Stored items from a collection
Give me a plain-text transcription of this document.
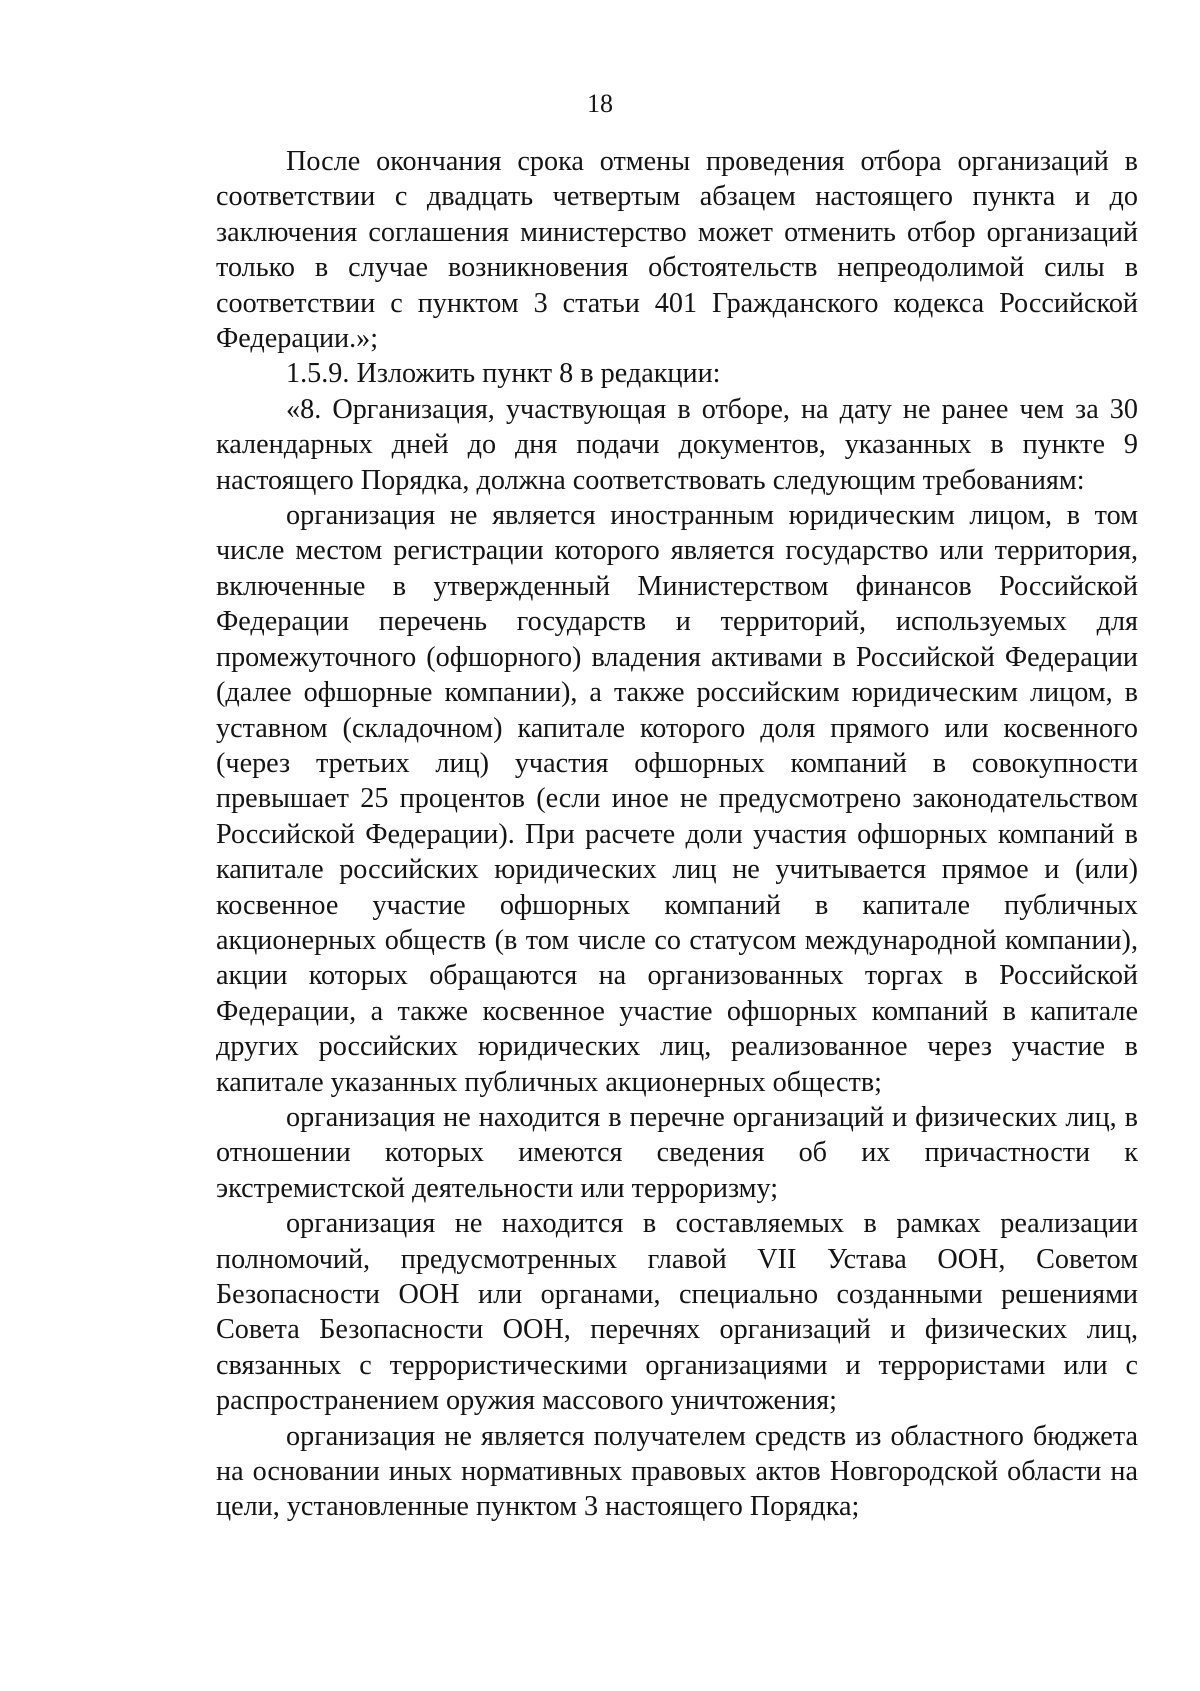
18

После окончания срока отмены проведения отбора организаций в соответствии с двадцать четвертым абзацем настоящего пункта и до заключения соглашения министерство может отменить отбор организаций только в случае возникновения обстоятельств непреодолимой силы в соответствии с пунктом 3 статьи 401 Гражданского кодекса Российской Федерации.»;

1.5.9. Изложить пункт 8 в редакции:

«8. Организация, участвующая в отборе, на дату не ранее чем за 30 календарных дней до дня подачи документов, указанных в пункте 9 настоящего Порядка, должна соответствовать следующим требованиям:

организация не является иностранным юридическим лицом, в том числе местом регистрации которого является государство или территория, включенные в утвержденный Министерством финансов Российской Федерации перечень государств и территорий, используемых для промежуточного (офшорного) владения активами в Российской Федерации (далее офшорные компании), а также российским юридическим лицом, в уставном (складочном) капитале которого доля прямого или косвенного (через третьих лиц) участия офшорных компаний в совокупности превышает 25 процентов (если иное не предусмотрено законодательством Российской Федерации). При расчете доли участия офшорных компаний в капитале российских юридических лиц не учитывается прямое и (или) косвенное участие офшорных компаний в капитале публичных акционерных обществ (в том числе со статусом международной компании), акции которых обращаются на организованных торгах в Российской Федерации, а также косвенное участие офшорных компаний в капитале других российских юридических лиц, реализованное через участие в капитале указанных публичных акционерных обществ;

организация не находится в перечне организаций и физических лиц, в отношении которых имеются сведения об их причастности к экстремистской деятельности или терроризму;

организация не находится в составляемых в рамках реализации полномочий, предусмотренных главой VII Устава ООН, Советом Безопасности ООН или органами, специально созданными решениями Совета Безопасности ООН, перечнях организаций и физических лиц, связанных с террористическими организациями и террористами или с распространением оружия массового уничтожения;

организация не является получателем средств из областного бюджета на основании иных нормативных правовых актов Новгородской области на цели, установленные пунктом 3 настоящего Порядка;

- **Exercise details**: The records above are to be restated exactly, without their pictures.

- **Result**:
Give me a plain-text transcription of this document.
18

После окончания срока отмены проведения отбора организаций в соответствии с двадцать четвертым абзацем настоящего пункта и до заключения соглашения министерство может отменить отбор организаций только в случае возникновения обстоятельств непреодолимой силы в соответствии с пунктом 3 статьи 401 Гражданского кодекса Российской Федерации.»;

1.5.9. Изложить пункт 8 в редакции:

«8. Организация, участвующая в отборе, на дату не ранее чем за 30 календарных дней до дня подачи документов, указанных в пункте 9 настоящего Порядка, должна соответствовать следующим требованиям:

организация не является иностранным юридическим лицом, в том числе местом регистрации которого является государство или территория, включенные в утвержденный Министерством финансов Российской Федерации перечень государств и территорий, используемых для промежуточного (офшорного) владения активами в Российской Федерации (далее офшорные компании), а также российским юридическим лицом, в уставном (складочном) капитале которого доля прямого или косвенного (через третьих лиц) участия офшорных компаний в совокупности превышает 25 процентов (если иное не предусмотрено законодательством Российской Федерации). При расчете доли участия офшорных компаний в капитале российских юридических лиц не учитывается прямое и (или) косвенное участие офшорных компаний в капитале публичных акционерных обществ (в том числе со статусом международной компании), акции которых обращаются на организованных торгах в Российской Федерации, а также косвенное участие офшорных компаний в капитале других российских юридических лиц, реализованное через участие в капитале указанных публичных акционерных обществ;

организация не находится в перечне организаций и физических лиц, в отношении которых имеются сведения об их причастности к экстремистской деятельности или терроризму;

организация не находится в составляемых в рамках реализации полномочий, предусмотренных главой VII Устава ООН, Советом Безопасности ООН или органами, специально созданными решениями Совета Безопасности ООН, перечнях организаций и физических лиц, связанных с террористическими организациями и террористами или с распространением оружия массового уничтожения;

организация не является получателем средств из областного бюджета на основании иных нормативных правовых актов Новгородской области на цели, установленные пунктом 3 настоящего Порядка;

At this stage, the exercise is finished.